WHAT YOU WILL DO = Omit every picture and return the rest of the data unaltered.

*-*-*

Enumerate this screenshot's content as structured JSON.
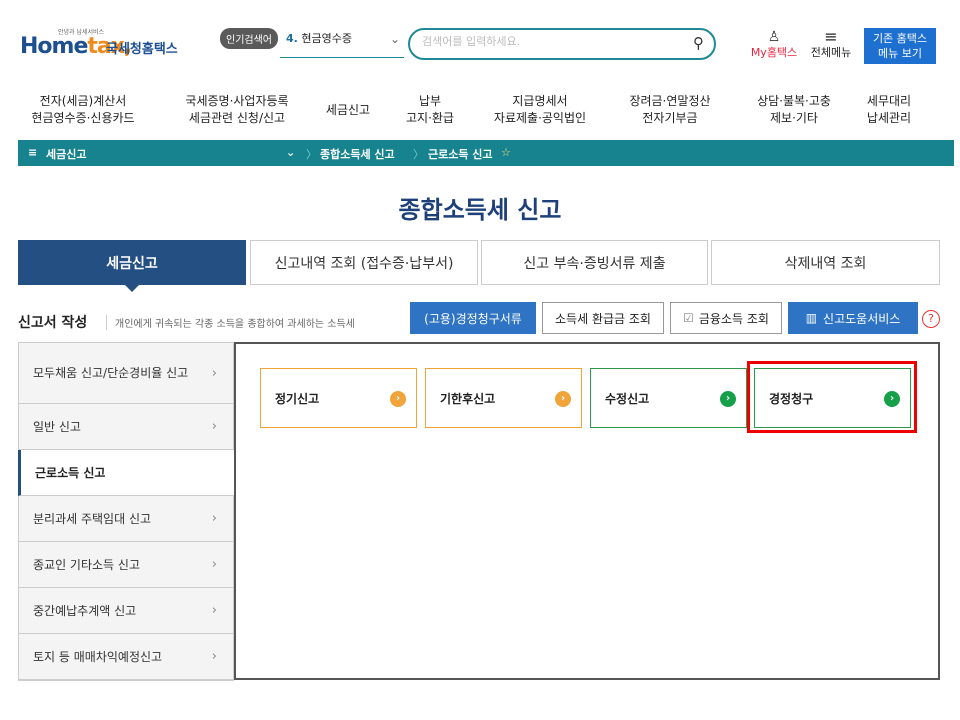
{
  "header": {
    "logo_tagline": "안녕과 납세서비스",
    "logo_home": "Home",
    "logo_tax": "tax,",
    "logo_kor": "국세청홈택스",
    "popular_label": "인기검색어",
    "popular_item_num": "4.",
    "popular_item_text": "현금영수증",
    "search_placeholder": "검색어를 입력하세요.",
    "mytax_label": "My홈택스",
    "allmenu_label": "전체메뉴",
    "old_hometax_line1": "기존 홈택스",
    "old_hometax_line2": "메뉴 보기"
  },
  "gnb": [
    {
      "l1": "전자(세금)계산서",
      "l2": "현금영수증·신용카드"
    },
    {
      "l1": "국세증명·사업자등록",
      "l2": "세금관련 신청/신고"
    },
    {
      "l1": "세금신고",
      "l2": ""
    },
    {
      "l1": "납부",
      "l2": "고지·환급"
    },
    {
      "l1": "지급명세서",
      "l2": "자료제출·공익법인"
    },
    {
      "l1": "장려금·연말정산",
      "l2": "전자기부금"
    },
    {
      "l1": "상담·불복·고충",
      "l2": "제보·기타"
    },
    {
      "l1": "세무대리",
      "l2": "납세관리"
    }
  ],
  "breadcrumb": {
    "root": "세금신고",
    "level2": "종합소득세 신고",
    "level3": "근로소득 신고"
  },
  "page_title": "종합소득세 신고",
  "tabs": [
    "세금신고",
    "신고내역 조회 (접수증·납부서)",
    "신고 부속·증빙서류 제출",
    "삭제내역 조회"
  ],
  "section": {
    "title": "신고서 작성",
    "desc": "개인에게 귀속되는 각종 소득을 종합하여 과세하는 소득세",
    "btn_claim": "(고용)경정청구서류",
    "btn_refund": "소득세 환급금 조회",
    "btn_finance": "금융소득 조회",
    "btn_help": "신고도움서비스"
  },
  "sidebar": [
    "모두채움 신고/단순경비율 신고",
    "일반 신고",
    "근로소득 신고",
    "분리과세 주택임대 신고",
    "종교인 기타소득 신고",
    "중간예납추계액 신고",
    "토지 등 매매차익예정신고"
  ],
  "cards": [
    "정기신고",
    "기한후신고",
    "수정신고",
    "경정청구"
  ],
  "colors": {
    "accent": "#16838e",
    "navy": "#234f83",
    "highlight": "#e00000"
  }
}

*-*-*

TASK SOLUTION =
Enumerate this screenshot's content as structured JSON.
{
  "header": {
    "logo_tagline": "안녕과 납세서비스",
    "logo_home": "Home",
    "logo_tax": "tax,",
    "logo_kor": "국세청홈택스",
    "popular_label": "인기검색어",
    "popular_item_num": "4.",
    "popular_item_text": "현금영수증",
    "search_placeholder": "검색어를 입력하세요.",
    "mytax_label": "My홈택스",
    "allmenu_label": "전체메뉴",
    "old_hometax_line1": "기존 홈택스",
    "old_hometax_line2": "메뉴 보기"
  },
  "gnb": [
    {
      "l1": "전자(세금)계산서",
      "l2": "현금영수증·신용카드"
    },
    {
      "l1": "국세증명·사업자등록",
      "l2": "세금관련 신청/신고"
    },
    {
      "l1": "세금신고",
      "l2": ""
    },
    {
      "l1": "납부",
      "l2": "고지·환급"
    },
    {
      "l1": "지급명세서",
      "l2": "자료제출·공익법인"
    },
    {
      "l1": "장려금·연말정산",
      "l2": "전자기부금"
    },
    {
      "l1": "상담·불복·고충",
      "l2": "제보·기타"
    },
    {
      "l1": "세무대리",
      "l2": "납세관리"
    }
  ],
  "breadcrumb": {
    "root": "세금신고",
    "level2": "종합소득세 신고",
    "level3": "근로소득 신고"
  },
  "page_title": "종합소득세 신고",
  "tabs": [
    "세금신고",
    "신고내역 조회 (접수증·납부서)",
    "신고 부속·증빙서류 제출",
    "삭제내역 조회"
  ],
  "section": {
    "title": "신고서 작성",
    "desc": "개인에게 귀속되는 각종 소득을 종합하여 과세하는 소득세",
    "btn_claim": "(고용)경정청구서류",
    "btn_refund": "소득세 환급금 조회",
    "btn_finance": "금융소득 조회",
    "btn_help": "신고도움서비스"
  },
  "sidebar": [
    "모두채움 신고/단순경비율 신고",
    "일반 신고",
    "근로소득 신고",
    "분리과세 주택임대 신고",
    "종교인 기타소득 신고",
    "중간예납추계액 신고",
    "토지 등 매매차익예정신고"
  ],
  "cards": [
    "정기신고",
    "기한후신고",
    "수정신고",
    "경정청구"
  ],
  "colors": {
    "accent": "#16838e",
    "navy": "#234f83",
    "highlight": "#e00000"
  }
}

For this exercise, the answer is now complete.